**Aim of the exercise:**
Transcribe the material in full. Nothing should differ except that the pictures are left out.

**Source records:**
────────
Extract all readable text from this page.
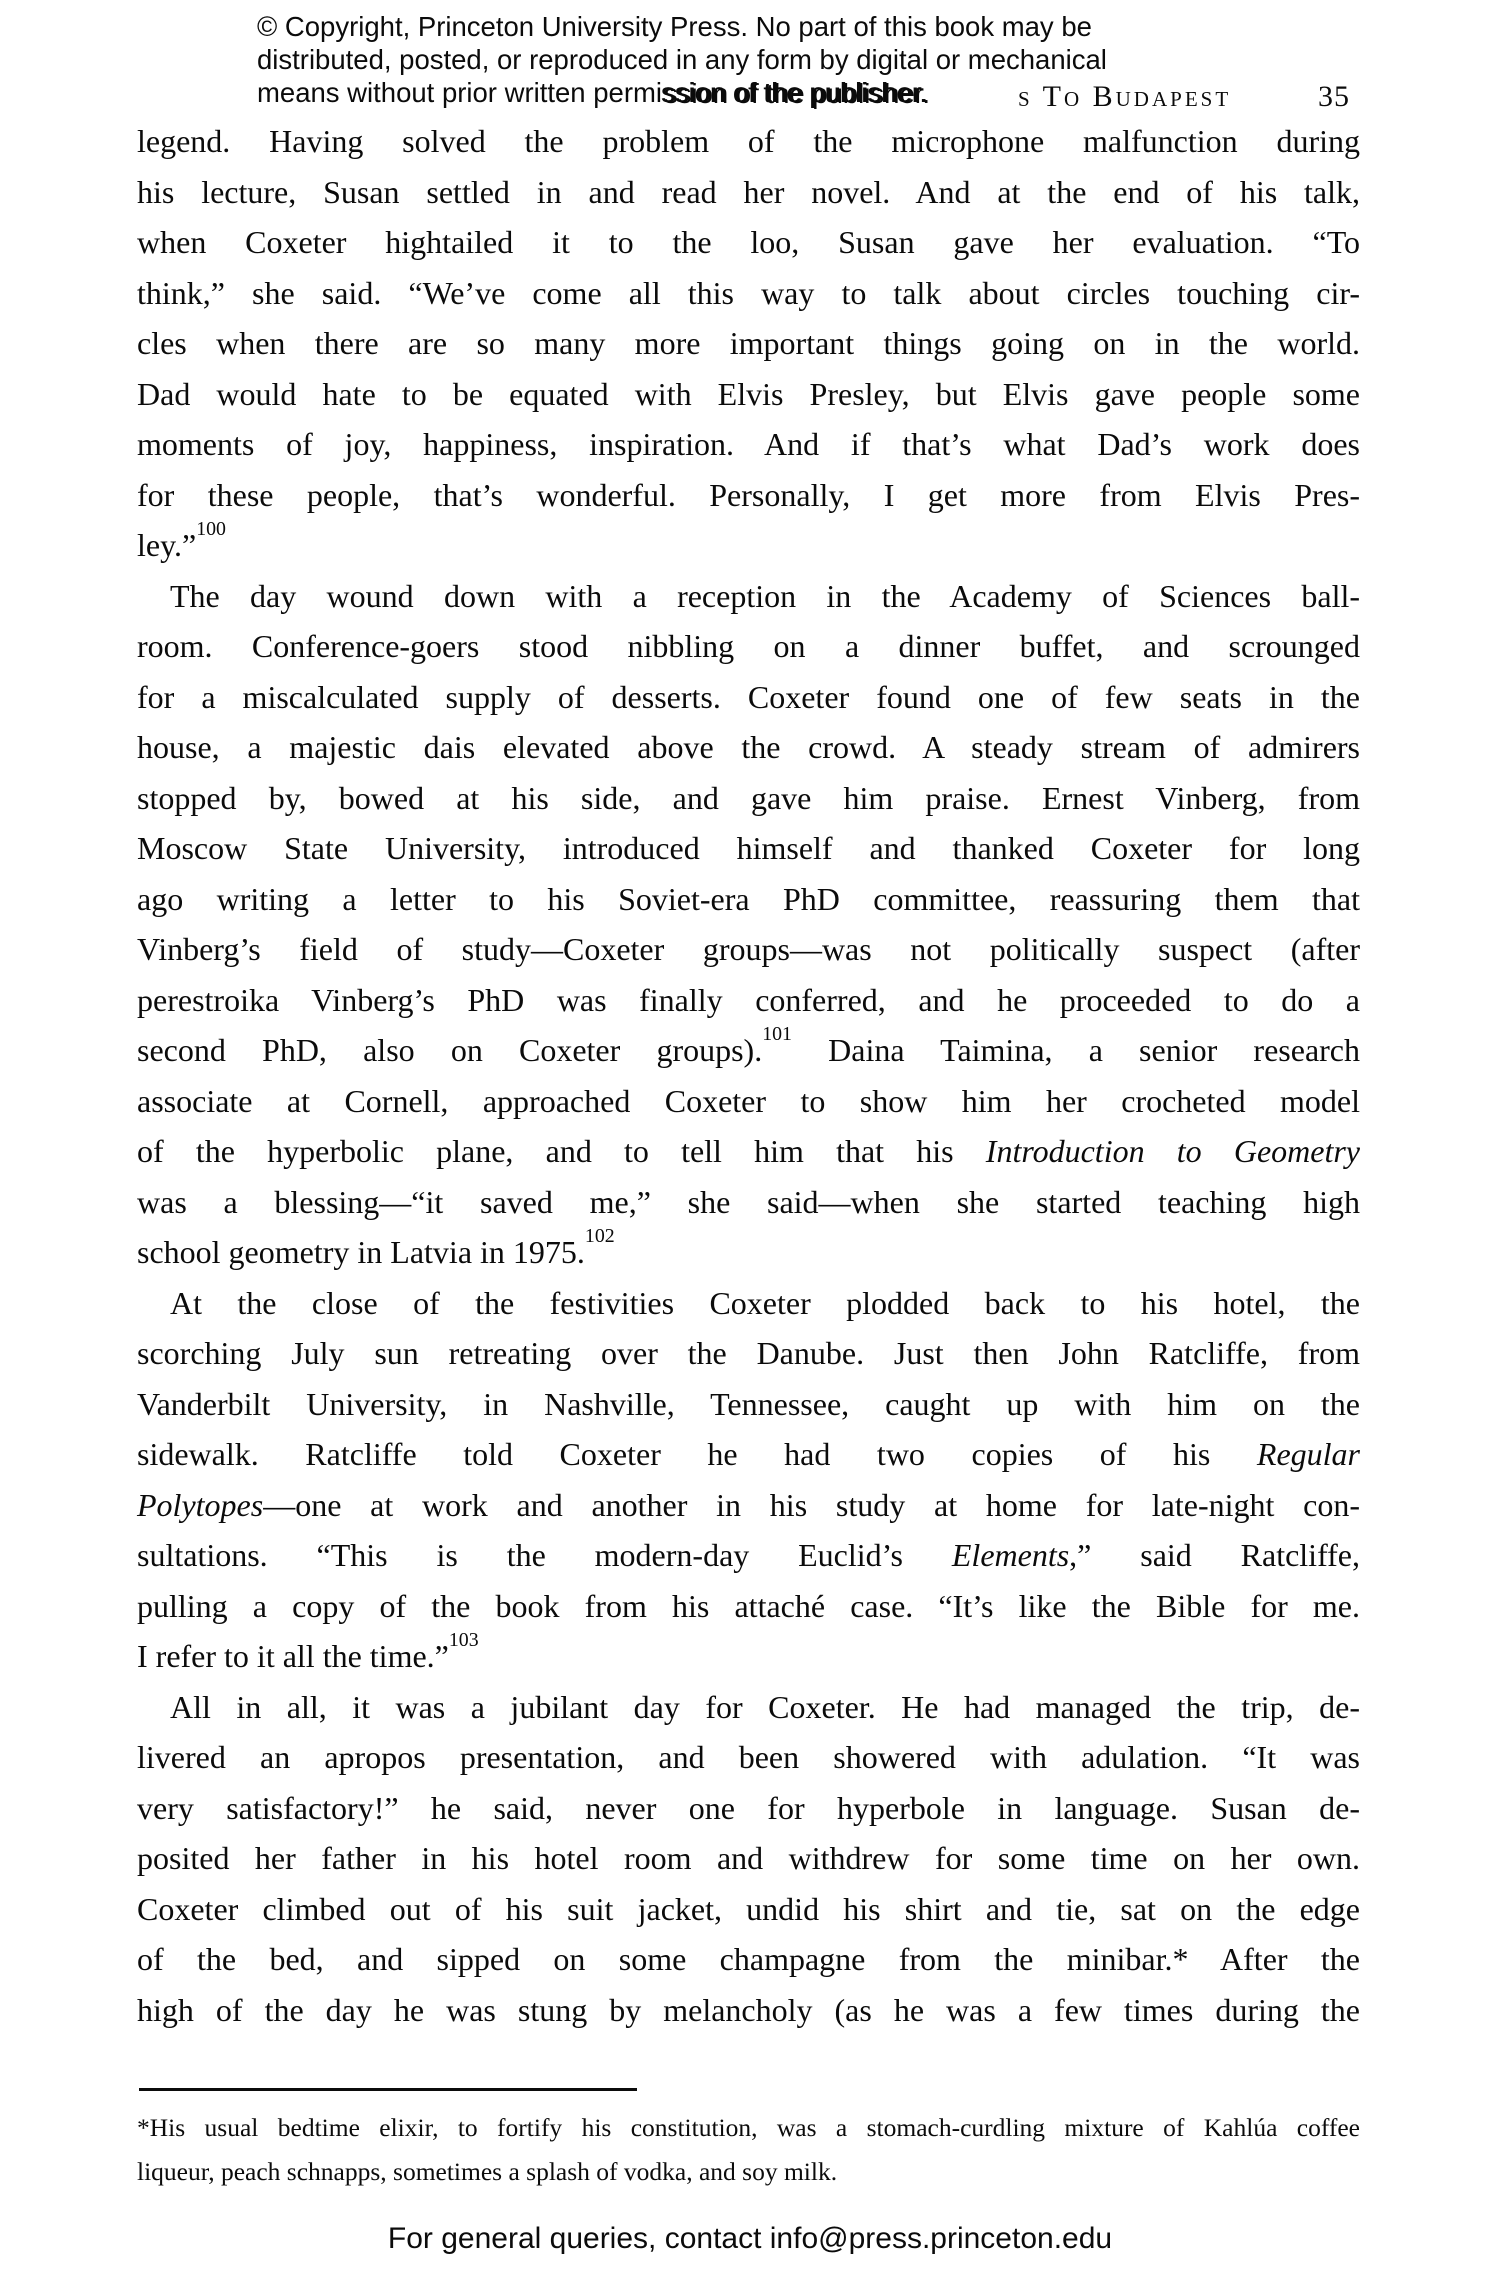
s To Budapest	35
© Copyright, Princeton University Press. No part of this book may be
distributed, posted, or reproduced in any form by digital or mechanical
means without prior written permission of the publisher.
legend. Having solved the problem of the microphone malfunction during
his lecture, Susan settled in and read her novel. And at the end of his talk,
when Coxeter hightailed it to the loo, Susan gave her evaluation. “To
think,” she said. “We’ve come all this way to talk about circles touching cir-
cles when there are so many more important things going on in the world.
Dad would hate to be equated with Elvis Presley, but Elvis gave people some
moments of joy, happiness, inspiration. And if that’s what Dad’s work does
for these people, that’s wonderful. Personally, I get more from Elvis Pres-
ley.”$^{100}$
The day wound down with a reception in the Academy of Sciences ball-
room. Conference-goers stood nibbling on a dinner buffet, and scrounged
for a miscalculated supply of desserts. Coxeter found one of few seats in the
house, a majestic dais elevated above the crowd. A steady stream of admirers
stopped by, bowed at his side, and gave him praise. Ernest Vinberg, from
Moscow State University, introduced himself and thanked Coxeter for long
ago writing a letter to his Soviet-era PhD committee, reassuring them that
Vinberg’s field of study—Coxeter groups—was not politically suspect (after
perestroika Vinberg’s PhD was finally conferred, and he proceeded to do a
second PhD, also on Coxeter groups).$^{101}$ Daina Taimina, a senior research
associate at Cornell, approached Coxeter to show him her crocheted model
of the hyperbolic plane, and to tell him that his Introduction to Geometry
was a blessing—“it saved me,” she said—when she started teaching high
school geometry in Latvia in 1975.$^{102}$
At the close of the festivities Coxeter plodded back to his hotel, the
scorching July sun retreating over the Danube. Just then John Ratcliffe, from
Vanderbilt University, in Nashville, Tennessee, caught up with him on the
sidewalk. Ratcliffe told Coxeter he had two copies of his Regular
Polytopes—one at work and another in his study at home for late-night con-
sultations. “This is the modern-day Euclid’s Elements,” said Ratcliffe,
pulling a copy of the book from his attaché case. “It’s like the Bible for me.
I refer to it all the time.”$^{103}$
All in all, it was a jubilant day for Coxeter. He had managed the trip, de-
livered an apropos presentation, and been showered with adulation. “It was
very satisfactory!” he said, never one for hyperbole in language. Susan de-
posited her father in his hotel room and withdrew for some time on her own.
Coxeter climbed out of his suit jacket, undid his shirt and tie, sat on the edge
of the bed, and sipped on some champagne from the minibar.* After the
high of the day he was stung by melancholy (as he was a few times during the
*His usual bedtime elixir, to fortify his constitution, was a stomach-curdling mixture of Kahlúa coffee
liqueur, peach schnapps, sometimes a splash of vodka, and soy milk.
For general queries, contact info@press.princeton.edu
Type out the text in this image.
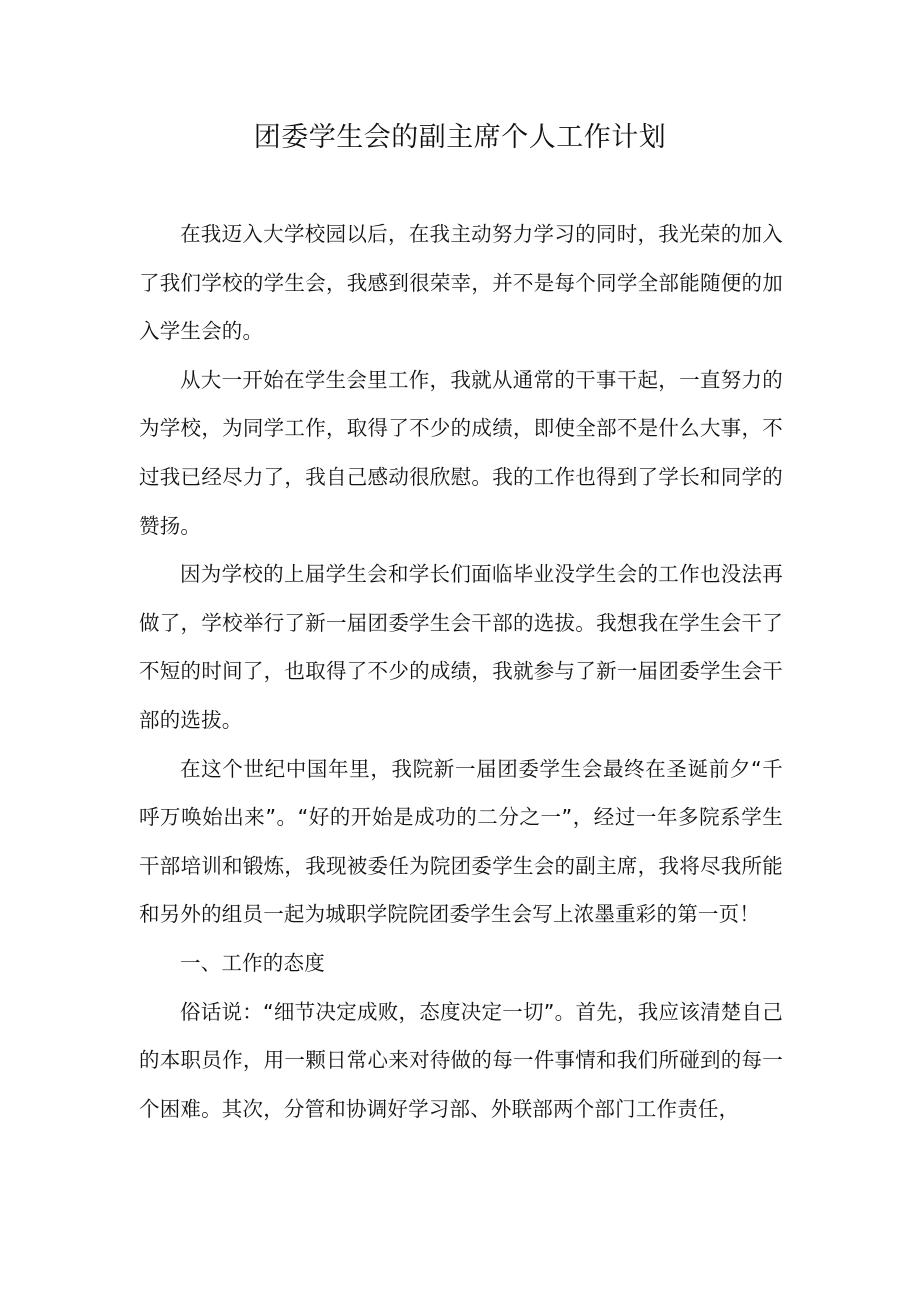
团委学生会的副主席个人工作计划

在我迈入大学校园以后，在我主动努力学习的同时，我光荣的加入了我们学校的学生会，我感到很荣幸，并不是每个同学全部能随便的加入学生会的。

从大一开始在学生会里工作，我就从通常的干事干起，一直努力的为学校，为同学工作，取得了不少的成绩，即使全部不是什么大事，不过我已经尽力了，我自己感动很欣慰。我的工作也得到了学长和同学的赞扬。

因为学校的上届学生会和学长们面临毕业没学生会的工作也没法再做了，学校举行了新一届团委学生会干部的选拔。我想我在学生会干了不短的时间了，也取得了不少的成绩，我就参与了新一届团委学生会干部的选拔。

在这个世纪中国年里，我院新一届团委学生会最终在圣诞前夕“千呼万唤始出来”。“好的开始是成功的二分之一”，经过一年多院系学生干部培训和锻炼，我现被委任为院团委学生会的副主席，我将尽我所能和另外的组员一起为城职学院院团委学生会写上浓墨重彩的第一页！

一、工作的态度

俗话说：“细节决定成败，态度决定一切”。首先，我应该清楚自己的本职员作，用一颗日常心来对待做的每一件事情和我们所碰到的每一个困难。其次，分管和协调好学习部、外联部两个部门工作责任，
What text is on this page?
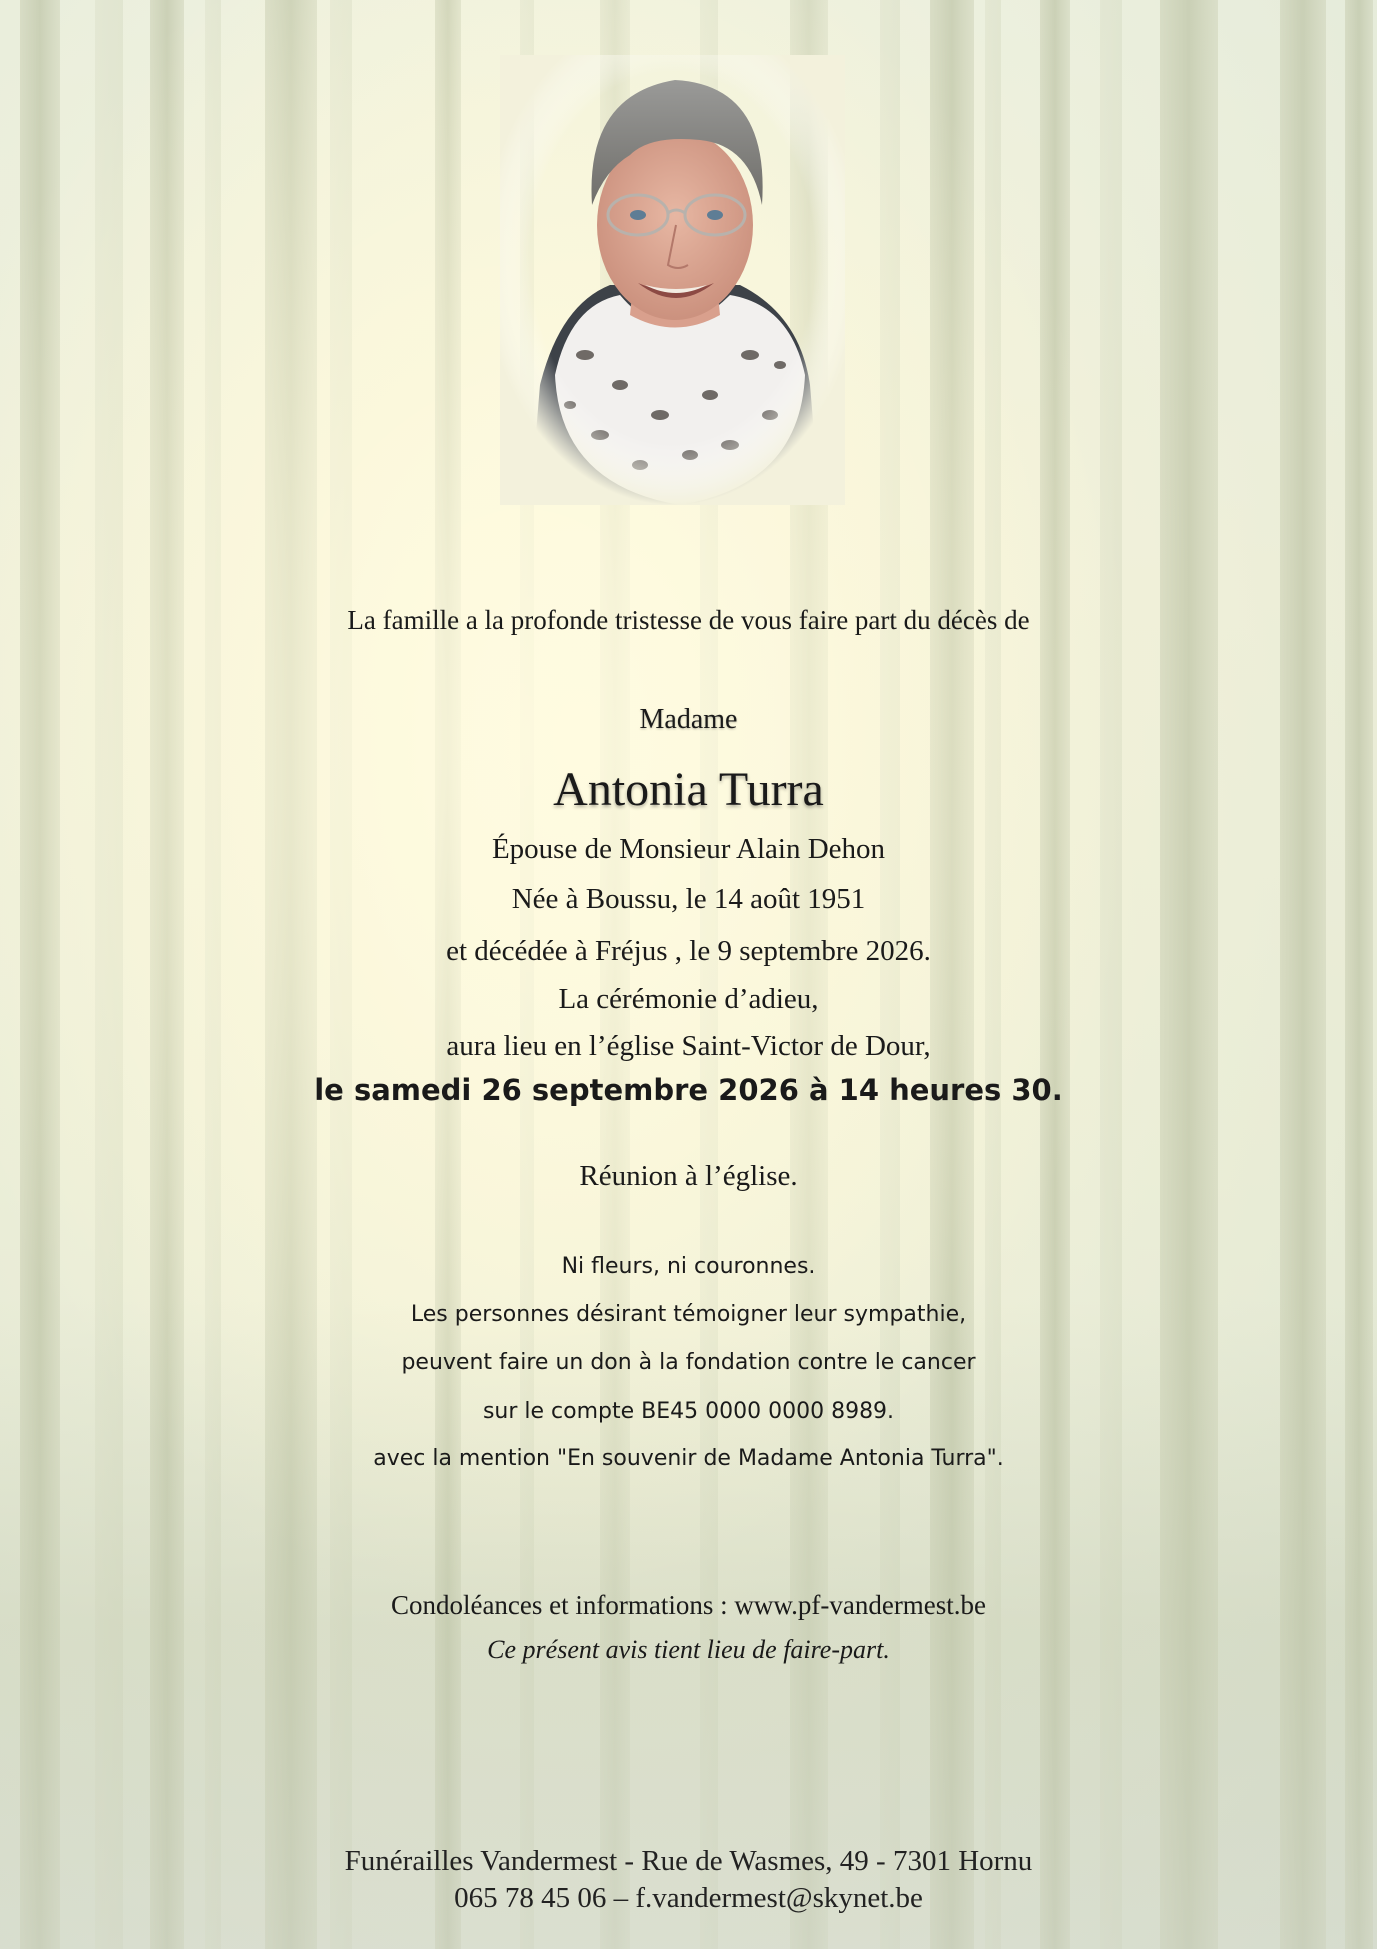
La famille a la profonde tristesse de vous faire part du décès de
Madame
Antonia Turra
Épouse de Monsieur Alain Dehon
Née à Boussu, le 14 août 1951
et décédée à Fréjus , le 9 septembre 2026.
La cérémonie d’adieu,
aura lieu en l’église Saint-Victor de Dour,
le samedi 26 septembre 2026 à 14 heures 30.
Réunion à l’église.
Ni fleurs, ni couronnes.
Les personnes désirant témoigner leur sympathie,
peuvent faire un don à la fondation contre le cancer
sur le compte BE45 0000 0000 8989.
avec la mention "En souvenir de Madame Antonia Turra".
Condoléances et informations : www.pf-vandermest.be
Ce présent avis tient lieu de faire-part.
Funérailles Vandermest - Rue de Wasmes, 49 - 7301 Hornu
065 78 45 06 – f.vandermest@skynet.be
────────
**Response to the task:**
Extract all readable text from this page.
s To Budapest	35
© Copyright, Princeton University Press. No part of this book may be
distributed, posted, or reproduced in any form by digital or mechanical
means without prior written permission of the publisher.
legend. Having solved the problem of the microphone malfunction during
his lecture, Susan settled in and read her novel. And at the end of his talk,
when Coxeter hightailed it to the loo, Susan gave her evaluation. “To
think,” she said. “We’ve come all this way to talk about circles touching cir-
cles when there are so many more important things going on in the world.
Dad would hate to be equated with Elvis Presley, but Elvis gave people some
moments of joy, happiness, inspiration. And if that’s what Dad’s work does
for these people, that’s wonderful. Personally, I get more from Elvis Pres-
ley.”$^{100}$
The day wound down with a reception in the Academy of Sciences ball-
room. Conference-goers stood nibbling on a dinner buffet, and scrounged
for a miscalculated supply of desserts. Coxeter found one of few seats in the
house, a majestic dais elevated above the crowd. A steady stream of admirers
stopped by, bowed at his side, and gave him praise. Ernest Vinberg, from
Moscow State University, introduced himself and thanked Coxeter for long
ago writing a letter to his Soviet-era PhD committee, reassuring them that
Vinberg’s field of study—Coxeter groups—was not politically suspect (after
perestroika Vinberg’s PhD was finally conferred, and he proceeded to do a
second PhD, also on Coxeter groups).$^{101}$ Daina Taimina, a senior research
associate at Cornell, approached Coxeter to show him her crocheted model
of the hyperbolic plane, and to tell him that his Introduction to Geometry
was a blessing—“it saved me,” she said—when she started teaching high
school geometry in Latvia in 1975.$^{102}$
At the close of the festivities Coxeter plodded back to his hotel, the
scorching July sun retreating over the Danube. Just then John Ratcliffe, from
Vanderbilt University, in Nashville, Tennessee, caught up with him on the
sidewalk. Ratcliffe told Coxeter he had two copies of his Regular
Polytopes—one at work and another in his study at home for late-night con-
sultations. “This is the modern-day Euclid’s Elements,” said Ratcliffe,
pulling a copy of the book from his attaché case. “It’s like the Bible for me.
I refer to it all the time.”$^{103}$
All in all, it was a jubilant day for Coxeter. He had managed the trip, de-
livered an apropos presentation, and been showered with adulation. “It was
very satisfactory!” he said, never one for hyperbole in language. Susan de-
posited her father in his hotel room and withdrew for some time on her own.
Coxeter climbed out of his suit jacket, undid his shirt and tie, sat on the edge
of the bed, and sipped on some champagne from the minibar.* After the
high of the day he was stung by melancholy (as he was a few times during the
*His usual bedtime elixir, to fortify his constitution, was a stomach-curdling mixture of Kahlúa coffee
liqueur, peach schnapps, sometimes a splash of vodka, and soy milk.
For general queries, contact info@press.princeton.edu
Type out the text in this image.
团委学生会的副主席个人工作计划

在我迈入大学校园以后，在我主动努力学习的同时，我光荣的加入了我们学校的学生会，我感到很荣幸，并不是每个同学全部能随便的加入学生会的。

从大一开始在学生会里工作，我就从通常的干事干起，一直努力的为学校，为同学工作，取得了不少的成绩，即使全部不是什么大事，不过我已经尽力了，我自己感动很欣慰。我的工作也得到了学长和同学的赞扬。

因为学校的上届学生会和学长们面临毕业没学生会的工作也没法再做了，学校举行了新一届团委学生会干部的选拔。我想我在学生会干了不短的时间了，也取得了不少的成绩，我就参与了新一届团委学生会干部的选拔。

在这个世纪中国年里，我院新一届团委学生会最终在圣诞前夕“千呼万唤始出来”。“好的开始是成功的二分之一”，经过一年多院系学生干部培训和锻炼，我现被委任为院团委学生会的副主席，我将尽我所能和另外的组员一起为城职学院院团委学生会写上浓墨重彩的第一页！

一、工作的态度

俗话说：“细节决定成败，态度决定一切”。首先，我应该清楚自己的本职员作，用一颗日常心来对待做的每一件事情和我们所碰到的每一个困难。其次，分管和协调好学习部、外联部两个部门工作责任，
What text is on this page?
La famille a la profonde tristesse de vous faire part du décès de
Madame
Antonia Turra
Épouse de Monsieur Alain Dehon
Née à Boussu, le 14 août 1951
et décédée à Fréjus , le 9 septembre 2026.
La cérémonie d’adieu,
aura lieu en l’église Saint-Victor de Dour,
le samedi 26 septembre 2026 à 14 heures 30.
Réunion à l’église.
Ni fleurs, ni couronnes.
Les personnes désirant témoigner leur sympathie,
peuvent faire un don à la fondation contre le cancer
sur le compte BE45 0000 0000 8989.
avec la mention "En souvenir de Madame Antonia Turra".
Condoléances et informations : www.pf-vandermest.be
Ce présent avis tient lieu de faire-part.
Funérailles Vandermest - Rue de Wasmes, 49 - 7301 Hornu
065 78 45 06 – f.vandermest@skynet.be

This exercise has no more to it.